TEXT FOR ANALYSIS:
-=-=-=-=-
Purpose of the Study:

  • To develop and validate a novel distribution-based multiple-instance survival learning algorithm (DeepDisMISL) for colorectal cancer (CRC) survival prediction.
  • To investigate whether incorporating holistic patch information, beyond just highest/lowest scores, enhances predictive accuracy.

Main Methods:

  • Developed DeepDisMISL, a distribution-based multiple-instance survival learning algorithm.
  • Validated DeepDisMISL on two large international CRC WSIs datasets (MCO CRC and TCGA COAD-READ).
  • Compared DeepDisMISL's performance against state-of-the-art algorithms.

Main Results:

  • Combining patches scored by percentile distributions with highest and lowest scored patches significantly improved CRC survival prediction performance.
  • Incorporating neighborhood instances around selected distribution locations further enhanced predictive capabilities.
  • DeepDisMISL demonstrated superior predictive ability compared to existing state-of-the-art algorithms.

Conclusions:

  • Holistic patch information analysis, particularly using percentile distributions, is more effective for CRC survival prediction than traditional patch selection methods.
  • DeepDisMISL offers a powerful, interpretable tool for predicting cancer survival and understanding the link between morphology and patient outcomes.
  • The algorithm can assist clinicians in risk stratification and personalized treatment strategies for colorectal cancer.
-=-=-=-=-
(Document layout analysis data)
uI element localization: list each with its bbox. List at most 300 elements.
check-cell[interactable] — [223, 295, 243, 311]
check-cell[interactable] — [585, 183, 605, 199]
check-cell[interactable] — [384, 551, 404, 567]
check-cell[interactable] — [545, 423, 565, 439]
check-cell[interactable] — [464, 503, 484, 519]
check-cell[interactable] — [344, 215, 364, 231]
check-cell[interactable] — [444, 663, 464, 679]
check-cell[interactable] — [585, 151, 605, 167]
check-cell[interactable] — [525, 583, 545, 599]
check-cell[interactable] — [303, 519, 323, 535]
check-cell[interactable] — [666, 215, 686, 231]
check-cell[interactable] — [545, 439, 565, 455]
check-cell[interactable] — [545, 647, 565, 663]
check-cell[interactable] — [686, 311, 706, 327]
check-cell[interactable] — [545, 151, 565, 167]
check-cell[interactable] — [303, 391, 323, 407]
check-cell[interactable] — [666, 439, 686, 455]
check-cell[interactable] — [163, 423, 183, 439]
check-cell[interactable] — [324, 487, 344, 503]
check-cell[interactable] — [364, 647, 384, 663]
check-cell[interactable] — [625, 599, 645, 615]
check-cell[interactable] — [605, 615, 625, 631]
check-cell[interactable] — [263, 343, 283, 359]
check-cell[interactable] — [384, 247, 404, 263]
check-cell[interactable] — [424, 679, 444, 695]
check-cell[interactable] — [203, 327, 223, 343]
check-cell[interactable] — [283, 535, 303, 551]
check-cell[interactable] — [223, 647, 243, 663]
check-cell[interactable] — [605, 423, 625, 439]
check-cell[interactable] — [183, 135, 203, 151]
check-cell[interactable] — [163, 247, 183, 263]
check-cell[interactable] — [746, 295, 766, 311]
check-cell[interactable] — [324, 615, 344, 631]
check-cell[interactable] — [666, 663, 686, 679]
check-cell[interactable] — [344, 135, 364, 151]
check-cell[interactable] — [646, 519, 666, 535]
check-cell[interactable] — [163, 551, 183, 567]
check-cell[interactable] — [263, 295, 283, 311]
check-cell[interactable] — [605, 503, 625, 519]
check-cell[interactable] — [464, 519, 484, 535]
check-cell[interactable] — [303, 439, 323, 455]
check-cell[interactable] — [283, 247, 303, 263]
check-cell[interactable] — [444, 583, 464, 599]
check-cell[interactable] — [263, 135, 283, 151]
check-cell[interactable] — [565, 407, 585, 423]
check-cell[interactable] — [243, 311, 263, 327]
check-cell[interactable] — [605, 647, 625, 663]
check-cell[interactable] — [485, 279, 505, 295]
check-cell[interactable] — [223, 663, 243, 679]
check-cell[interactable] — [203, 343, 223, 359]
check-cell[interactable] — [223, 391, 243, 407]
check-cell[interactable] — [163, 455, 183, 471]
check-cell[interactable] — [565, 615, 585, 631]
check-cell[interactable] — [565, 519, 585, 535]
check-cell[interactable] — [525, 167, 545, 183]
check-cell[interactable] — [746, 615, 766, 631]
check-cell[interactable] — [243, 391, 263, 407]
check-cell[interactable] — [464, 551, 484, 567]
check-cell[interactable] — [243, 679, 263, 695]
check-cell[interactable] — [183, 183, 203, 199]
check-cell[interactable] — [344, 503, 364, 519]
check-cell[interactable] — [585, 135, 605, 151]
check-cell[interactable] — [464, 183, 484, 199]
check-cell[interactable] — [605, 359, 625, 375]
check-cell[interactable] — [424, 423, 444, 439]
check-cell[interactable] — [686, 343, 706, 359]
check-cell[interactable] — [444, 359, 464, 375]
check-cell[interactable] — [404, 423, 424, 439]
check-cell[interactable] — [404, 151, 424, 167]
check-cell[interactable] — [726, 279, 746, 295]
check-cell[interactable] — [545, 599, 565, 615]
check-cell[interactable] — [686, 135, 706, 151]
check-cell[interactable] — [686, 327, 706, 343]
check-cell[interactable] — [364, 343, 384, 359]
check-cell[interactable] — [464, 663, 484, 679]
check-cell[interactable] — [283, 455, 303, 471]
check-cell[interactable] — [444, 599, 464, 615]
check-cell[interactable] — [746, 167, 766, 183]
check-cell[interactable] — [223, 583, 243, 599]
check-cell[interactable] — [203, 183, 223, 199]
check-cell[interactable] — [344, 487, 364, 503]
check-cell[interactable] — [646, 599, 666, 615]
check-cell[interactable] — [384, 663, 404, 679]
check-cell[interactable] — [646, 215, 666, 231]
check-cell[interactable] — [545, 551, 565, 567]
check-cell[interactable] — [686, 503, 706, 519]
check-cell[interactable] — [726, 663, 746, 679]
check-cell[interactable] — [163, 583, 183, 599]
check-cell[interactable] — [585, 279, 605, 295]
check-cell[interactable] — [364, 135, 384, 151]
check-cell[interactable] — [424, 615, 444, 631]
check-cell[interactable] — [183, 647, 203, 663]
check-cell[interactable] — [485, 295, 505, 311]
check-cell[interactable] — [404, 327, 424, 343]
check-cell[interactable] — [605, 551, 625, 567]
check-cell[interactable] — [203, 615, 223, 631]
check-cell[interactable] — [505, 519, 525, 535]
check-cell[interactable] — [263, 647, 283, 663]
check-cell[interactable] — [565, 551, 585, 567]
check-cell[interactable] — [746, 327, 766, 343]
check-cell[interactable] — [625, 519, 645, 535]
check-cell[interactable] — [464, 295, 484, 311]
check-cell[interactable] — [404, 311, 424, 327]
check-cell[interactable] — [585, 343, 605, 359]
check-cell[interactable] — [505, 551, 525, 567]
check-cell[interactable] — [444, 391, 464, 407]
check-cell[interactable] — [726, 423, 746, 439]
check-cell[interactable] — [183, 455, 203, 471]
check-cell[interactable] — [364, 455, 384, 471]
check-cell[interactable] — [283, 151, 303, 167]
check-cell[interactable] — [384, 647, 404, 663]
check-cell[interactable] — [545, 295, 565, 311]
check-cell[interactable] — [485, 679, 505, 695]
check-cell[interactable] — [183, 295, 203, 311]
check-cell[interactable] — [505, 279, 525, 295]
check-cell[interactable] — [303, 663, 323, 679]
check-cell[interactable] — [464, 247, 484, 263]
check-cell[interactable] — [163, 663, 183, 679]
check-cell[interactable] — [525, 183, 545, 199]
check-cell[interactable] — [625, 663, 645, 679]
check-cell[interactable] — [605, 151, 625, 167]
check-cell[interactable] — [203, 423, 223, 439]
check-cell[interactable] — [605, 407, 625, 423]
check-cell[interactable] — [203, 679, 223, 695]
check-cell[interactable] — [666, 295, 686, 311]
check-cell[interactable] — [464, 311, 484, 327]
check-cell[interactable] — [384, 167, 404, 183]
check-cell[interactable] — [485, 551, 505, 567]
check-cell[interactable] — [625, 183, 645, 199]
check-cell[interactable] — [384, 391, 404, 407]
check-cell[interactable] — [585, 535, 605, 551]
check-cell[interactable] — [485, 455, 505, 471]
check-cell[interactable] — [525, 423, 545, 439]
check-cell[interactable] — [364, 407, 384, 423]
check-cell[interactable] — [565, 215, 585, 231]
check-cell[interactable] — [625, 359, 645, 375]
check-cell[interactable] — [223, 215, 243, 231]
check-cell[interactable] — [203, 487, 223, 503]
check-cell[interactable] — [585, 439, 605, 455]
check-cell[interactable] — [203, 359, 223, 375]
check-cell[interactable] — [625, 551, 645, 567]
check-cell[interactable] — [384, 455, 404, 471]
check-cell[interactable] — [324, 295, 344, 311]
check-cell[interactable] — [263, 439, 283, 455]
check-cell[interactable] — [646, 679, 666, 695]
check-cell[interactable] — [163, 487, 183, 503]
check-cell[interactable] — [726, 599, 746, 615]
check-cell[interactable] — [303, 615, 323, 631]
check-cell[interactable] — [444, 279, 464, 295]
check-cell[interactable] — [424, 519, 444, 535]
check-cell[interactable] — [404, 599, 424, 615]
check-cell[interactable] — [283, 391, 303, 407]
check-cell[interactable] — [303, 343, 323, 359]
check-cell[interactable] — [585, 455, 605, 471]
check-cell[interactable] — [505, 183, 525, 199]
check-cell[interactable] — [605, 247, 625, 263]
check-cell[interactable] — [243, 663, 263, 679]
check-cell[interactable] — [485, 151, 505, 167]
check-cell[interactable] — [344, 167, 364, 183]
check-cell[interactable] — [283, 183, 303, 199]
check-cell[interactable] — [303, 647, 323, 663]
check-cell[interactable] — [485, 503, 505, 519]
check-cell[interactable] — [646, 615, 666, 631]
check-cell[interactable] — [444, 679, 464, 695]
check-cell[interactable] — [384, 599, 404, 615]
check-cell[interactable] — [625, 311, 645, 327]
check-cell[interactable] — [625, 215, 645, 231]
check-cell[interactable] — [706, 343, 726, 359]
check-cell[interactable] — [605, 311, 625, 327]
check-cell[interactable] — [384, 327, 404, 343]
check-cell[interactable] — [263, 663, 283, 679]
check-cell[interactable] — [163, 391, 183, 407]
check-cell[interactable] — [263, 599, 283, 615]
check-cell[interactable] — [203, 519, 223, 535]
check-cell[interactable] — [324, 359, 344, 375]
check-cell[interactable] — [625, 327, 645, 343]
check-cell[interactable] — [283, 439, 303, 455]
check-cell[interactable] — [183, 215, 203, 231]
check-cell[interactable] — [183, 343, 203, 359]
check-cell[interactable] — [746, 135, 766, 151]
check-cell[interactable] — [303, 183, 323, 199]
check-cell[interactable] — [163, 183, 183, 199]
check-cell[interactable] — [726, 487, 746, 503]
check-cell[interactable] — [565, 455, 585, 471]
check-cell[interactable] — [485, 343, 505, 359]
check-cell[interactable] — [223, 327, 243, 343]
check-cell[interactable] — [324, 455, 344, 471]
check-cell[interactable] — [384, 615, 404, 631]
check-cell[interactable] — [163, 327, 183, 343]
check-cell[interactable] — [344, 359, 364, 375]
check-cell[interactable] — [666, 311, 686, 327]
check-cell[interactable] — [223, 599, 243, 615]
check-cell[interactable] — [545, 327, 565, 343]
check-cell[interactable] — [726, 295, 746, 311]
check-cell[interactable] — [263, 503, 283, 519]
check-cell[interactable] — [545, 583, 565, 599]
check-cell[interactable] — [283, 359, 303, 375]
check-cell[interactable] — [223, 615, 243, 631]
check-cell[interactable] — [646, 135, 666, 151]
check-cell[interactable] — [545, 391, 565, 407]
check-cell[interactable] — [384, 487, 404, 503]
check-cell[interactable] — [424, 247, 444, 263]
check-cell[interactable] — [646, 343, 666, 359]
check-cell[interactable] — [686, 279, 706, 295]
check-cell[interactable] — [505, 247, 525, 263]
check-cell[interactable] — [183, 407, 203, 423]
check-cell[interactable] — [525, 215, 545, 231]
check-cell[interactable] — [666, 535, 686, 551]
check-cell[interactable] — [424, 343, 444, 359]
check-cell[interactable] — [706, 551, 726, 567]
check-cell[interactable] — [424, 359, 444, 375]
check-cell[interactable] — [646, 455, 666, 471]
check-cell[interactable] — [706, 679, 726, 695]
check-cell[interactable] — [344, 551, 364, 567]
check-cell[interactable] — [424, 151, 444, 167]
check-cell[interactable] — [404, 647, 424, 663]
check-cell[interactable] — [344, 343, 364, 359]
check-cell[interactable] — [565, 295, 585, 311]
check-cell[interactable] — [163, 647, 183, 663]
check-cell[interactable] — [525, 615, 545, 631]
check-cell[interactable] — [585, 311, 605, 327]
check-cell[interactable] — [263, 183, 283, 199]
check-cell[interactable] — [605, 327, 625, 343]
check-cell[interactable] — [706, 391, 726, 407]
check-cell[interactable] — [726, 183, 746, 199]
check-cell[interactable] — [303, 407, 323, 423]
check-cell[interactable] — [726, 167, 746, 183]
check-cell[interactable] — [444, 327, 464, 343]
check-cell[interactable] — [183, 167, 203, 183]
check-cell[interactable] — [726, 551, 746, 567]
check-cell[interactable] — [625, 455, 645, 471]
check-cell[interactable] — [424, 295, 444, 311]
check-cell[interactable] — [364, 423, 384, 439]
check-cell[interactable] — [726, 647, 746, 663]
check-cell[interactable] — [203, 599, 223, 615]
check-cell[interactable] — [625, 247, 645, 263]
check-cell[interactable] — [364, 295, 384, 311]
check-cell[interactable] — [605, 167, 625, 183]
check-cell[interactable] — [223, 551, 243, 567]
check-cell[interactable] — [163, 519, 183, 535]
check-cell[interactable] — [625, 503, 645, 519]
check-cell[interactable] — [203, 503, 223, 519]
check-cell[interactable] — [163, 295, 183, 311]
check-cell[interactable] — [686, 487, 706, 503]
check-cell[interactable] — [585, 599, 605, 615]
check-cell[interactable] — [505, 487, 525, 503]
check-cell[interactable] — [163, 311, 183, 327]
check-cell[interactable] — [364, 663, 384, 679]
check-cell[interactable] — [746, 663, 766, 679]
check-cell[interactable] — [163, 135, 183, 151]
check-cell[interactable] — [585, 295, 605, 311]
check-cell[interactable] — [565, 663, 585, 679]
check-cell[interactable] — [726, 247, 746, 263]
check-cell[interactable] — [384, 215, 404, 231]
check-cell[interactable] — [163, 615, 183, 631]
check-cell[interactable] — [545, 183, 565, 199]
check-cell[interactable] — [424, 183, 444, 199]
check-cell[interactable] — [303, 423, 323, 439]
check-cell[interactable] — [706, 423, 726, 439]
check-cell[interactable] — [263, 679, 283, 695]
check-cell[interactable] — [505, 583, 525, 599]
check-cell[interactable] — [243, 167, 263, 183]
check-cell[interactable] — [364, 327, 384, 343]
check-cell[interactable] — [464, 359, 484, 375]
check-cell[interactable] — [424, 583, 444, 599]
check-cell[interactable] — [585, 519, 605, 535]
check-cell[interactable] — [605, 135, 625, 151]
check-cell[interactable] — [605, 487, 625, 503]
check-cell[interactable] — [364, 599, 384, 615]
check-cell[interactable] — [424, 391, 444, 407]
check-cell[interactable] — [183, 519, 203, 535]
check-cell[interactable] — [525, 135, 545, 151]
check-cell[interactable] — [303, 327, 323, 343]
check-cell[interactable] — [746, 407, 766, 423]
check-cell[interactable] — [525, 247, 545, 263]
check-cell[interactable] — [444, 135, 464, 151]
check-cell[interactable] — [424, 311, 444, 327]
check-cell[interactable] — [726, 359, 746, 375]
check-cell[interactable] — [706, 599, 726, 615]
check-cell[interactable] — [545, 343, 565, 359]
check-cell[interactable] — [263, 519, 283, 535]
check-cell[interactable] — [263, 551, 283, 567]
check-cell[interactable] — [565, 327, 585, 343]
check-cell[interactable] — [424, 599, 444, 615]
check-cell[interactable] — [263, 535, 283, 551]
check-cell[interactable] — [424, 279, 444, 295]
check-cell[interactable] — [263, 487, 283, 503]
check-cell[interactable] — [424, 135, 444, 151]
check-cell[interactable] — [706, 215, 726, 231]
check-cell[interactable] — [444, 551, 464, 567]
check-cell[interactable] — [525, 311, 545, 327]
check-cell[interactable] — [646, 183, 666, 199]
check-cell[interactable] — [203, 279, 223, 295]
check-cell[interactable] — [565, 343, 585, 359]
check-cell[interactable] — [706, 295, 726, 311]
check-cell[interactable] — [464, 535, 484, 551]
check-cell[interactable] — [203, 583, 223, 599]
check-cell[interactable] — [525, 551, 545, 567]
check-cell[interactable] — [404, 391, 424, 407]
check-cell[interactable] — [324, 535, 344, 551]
-=-=-=-=-
WHAT YOU WILL DO: For each statement below, answer yes or no on whether the study summary agrees with it, and quote the words from the summary that decide it. (a) DeepDisMISL was validated on two datasets. (b) Selecting only the highest and lowest scored patches worked better for CRC survival prediction than using percentile distributions. (c) Adding neighborhood instances around selected distribution locations reduced predictive capability.

SOLUTION FOR THIS TASK:
(a) Yes: "Validated DeepDisMISL on two large international CRC WSIs datasets (MCO CRC and TCGA COAD-READ)."
(b) No: "Holistic patch information analysis, particularly using percentile distributions, is more effective for CRC survival prediction than traditional patch selection methods."
(c) No: "Incorporating neighborhood instances around selected distribution locations further enhanced predictive capabilities."